• [What is asked]: Search the records that follow and extract every line containing the string "CARLOS".

• [Data entries]:
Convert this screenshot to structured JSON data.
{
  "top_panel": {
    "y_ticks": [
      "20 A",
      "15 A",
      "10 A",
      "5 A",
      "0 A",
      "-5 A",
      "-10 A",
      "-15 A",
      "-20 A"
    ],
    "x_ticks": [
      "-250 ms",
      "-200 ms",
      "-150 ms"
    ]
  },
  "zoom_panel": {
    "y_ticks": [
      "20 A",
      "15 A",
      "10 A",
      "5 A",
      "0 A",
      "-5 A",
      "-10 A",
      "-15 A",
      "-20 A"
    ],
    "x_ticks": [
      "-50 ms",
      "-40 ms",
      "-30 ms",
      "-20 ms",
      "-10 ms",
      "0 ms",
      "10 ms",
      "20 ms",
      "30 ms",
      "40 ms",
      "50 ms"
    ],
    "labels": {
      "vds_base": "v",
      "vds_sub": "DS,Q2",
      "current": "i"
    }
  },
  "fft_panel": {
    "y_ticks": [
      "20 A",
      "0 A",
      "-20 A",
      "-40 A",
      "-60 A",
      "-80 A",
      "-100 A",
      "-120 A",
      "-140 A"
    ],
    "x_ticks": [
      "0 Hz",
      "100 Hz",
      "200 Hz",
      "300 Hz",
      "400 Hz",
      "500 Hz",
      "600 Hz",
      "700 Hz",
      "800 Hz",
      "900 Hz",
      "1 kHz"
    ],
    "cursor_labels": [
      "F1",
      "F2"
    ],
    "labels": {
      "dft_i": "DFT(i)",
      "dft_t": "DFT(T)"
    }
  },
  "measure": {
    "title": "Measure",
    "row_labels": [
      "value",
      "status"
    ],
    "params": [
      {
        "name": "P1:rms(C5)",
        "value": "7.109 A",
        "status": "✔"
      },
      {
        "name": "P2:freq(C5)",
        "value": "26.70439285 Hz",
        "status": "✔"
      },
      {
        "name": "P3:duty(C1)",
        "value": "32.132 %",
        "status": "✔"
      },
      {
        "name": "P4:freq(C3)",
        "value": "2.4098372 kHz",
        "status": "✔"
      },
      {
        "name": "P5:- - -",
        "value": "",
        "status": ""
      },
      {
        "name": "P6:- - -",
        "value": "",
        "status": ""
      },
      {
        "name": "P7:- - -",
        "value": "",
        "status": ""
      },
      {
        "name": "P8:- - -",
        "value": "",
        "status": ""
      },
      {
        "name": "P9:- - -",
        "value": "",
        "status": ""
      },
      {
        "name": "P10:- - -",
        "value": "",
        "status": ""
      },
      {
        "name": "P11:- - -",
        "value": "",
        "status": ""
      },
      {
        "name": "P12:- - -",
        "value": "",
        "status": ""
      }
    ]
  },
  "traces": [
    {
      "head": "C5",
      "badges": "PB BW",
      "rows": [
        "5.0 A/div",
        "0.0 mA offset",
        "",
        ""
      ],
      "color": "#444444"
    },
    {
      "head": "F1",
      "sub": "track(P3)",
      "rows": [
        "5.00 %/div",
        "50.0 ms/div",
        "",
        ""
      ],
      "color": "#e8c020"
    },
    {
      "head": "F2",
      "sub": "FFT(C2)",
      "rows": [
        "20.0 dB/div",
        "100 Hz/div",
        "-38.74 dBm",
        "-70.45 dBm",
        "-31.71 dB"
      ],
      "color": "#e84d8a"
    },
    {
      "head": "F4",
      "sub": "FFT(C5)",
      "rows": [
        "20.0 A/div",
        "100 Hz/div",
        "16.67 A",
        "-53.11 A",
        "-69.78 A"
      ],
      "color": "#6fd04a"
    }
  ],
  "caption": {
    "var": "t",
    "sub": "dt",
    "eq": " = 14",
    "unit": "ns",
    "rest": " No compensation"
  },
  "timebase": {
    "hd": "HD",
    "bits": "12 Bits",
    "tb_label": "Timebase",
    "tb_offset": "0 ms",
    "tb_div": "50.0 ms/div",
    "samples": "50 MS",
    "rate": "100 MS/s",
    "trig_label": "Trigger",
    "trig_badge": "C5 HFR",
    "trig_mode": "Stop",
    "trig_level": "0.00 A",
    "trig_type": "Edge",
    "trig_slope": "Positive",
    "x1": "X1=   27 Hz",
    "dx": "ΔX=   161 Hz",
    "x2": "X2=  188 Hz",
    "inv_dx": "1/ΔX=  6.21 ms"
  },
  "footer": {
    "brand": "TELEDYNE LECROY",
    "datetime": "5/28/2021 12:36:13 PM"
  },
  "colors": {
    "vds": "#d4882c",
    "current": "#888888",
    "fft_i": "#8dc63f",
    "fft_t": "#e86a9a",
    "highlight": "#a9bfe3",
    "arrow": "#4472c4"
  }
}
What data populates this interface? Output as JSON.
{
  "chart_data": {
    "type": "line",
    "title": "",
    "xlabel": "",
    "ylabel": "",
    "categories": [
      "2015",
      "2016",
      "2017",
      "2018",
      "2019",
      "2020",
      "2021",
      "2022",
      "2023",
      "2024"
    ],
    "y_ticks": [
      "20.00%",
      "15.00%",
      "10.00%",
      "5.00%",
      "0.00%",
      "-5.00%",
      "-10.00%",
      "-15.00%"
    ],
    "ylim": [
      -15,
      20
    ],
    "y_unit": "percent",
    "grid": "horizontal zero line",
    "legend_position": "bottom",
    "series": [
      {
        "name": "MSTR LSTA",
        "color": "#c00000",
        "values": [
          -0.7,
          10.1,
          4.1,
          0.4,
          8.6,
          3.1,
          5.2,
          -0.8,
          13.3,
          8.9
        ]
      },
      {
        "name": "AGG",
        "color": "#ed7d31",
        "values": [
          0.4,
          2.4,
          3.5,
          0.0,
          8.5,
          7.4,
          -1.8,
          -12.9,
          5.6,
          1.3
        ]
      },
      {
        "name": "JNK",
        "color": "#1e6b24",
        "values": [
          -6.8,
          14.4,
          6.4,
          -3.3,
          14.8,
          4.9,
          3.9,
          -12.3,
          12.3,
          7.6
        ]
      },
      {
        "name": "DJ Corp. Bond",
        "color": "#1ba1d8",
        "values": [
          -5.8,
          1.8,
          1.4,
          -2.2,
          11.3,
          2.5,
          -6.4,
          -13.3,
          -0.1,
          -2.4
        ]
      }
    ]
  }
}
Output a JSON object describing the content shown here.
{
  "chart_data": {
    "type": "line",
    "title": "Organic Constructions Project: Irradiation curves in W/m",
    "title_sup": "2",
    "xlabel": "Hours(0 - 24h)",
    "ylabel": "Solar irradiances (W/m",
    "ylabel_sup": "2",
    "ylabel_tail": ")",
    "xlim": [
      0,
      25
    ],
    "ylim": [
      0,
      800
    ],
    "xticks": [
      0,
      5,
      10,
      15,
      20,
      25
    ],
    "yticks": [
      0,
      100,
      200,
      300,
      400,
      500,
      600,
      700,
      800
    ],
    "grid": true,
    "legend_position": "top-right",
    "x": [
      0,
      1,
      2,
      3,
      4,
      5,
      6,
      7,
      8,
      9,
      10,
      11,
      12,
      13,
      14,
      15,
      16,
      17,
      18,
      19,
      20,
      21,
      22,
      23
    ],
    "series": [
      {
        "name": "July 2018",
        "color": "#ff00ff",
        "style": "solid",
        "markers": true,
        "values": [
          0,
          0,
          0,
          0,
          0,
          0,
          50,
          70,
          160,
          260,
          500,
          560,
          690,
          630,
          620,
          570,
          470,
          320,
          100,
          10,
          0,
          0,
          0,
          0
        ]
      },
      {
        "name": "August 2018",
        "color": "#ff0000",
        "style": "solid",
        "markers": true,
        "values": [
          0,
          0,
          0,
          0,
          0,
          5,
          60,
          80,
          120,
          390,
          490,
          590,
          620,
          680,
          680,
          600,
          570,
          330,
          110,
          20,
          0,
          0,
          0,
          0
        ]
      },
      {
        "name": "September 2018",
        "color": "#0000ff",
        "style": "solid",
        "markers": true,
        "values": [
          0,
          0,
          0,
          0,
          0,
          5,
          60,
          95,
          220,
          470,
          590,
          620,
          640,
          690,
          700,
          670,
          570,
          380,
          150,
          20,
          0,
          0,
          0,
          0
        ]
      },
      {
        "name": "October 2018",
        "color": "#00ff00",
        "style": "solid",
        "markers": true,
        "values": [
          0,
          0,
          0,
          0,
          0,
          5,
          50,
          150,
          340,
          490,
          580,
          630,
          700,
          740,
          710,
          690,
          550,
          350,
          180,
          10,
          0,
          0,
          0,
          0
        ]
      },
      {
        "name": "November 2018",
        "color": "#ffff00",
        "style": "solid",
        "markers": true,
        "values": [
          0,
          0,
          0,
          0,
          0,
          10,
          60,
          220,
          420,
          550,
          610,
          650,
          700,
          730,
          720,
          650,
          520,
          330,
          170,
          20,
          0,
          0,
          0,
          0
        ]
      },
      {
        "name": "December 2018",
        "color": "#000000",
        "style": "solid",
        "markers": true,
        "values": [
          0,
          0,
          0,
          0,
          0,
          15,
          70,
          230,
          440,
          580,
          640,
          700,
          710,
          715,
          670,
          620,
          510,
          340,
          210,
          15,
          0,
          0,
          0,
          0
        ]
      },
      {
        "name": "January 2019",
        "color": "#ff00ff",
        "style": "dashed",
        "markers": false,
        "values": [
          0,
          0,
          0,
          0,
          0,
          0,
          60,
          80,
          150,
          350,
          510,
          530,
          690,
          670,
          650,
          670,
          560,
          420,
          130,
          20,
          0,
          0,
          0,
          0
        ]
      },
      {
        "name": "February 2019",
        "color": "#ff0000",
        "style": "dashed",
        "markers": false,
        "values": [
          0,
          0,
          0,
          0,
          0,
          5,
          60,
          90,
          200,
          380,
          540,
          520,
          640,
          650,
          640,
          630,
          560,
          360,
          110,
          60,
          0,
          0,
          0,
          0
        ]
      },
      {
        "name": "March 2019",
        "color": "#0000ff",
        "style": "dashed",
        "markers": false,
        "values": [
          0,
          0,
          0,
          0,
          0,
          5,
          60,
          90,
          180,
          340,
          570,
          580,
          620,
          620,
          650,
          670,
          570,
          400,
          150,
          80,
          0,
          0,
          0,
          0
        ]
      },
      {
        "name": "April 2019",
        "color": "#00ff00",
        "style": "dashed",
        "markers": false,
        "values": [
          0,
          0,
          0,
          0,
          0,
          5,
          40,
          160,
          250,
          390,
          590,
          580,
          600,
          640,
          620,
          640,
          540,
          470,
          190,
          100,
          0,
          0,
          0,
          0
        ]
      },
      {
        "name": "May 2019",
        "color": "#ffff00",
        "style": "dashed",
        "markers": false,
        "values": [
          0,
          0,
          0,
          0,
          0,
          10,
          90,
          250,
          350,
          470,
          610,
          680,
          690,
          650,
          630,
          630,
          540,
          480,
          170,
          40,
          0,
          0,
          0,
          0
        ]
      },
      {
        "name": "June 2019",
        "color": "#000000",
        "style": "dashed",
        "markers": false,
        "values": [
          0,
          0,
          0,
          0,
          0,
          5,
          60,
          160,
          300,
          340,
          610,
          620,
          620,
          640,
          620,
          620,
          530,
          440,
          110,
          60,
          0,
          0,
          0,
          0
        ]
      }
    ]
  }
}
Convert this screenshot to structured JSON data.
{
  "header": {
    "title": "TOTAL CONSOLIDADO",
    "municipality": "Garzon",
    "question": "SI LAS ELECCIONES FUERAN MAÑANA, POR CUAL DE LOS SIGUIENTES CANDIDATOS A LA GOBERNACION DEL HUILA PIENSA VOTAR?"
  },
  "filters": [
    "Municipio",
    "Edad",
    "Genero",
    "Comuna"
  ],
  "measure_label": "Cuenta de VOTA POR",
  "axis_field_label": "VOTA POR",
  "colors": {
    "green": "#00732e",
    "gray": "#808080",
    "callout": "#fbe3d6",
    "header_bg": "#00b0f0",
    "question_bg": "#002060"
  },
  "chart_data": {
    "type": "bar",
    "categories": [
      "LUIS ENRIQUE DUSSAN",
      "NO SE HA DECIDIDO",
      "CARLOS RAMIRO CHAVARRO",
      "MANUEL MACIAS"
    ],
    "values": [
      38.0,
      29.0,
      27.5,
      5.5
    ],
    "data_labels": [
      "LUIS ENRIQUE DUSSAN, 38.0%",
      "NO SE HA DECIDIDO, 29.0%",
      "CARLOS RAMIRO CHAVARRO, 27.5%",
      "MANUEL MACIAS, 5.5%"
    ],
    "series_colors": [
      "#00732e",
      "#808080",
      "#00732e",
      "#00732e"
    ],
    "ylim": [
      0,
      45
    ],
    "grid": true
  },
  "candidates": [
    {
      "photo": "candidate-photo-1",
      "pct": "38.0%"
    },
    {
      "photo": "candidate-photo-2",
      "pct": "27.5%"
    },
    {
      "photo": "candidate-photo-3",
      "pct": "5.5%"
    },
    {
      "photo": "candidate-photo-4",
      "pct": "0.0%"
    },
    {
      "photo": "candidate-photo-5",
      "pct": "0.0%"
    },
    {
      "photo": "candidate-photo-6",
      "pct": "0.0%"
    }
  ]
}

• [Output for this task]:
      "CARLOS RAMIRO CHAVARRO",
      "CARLOS RAMIRO CHAVARRO, 27.5%",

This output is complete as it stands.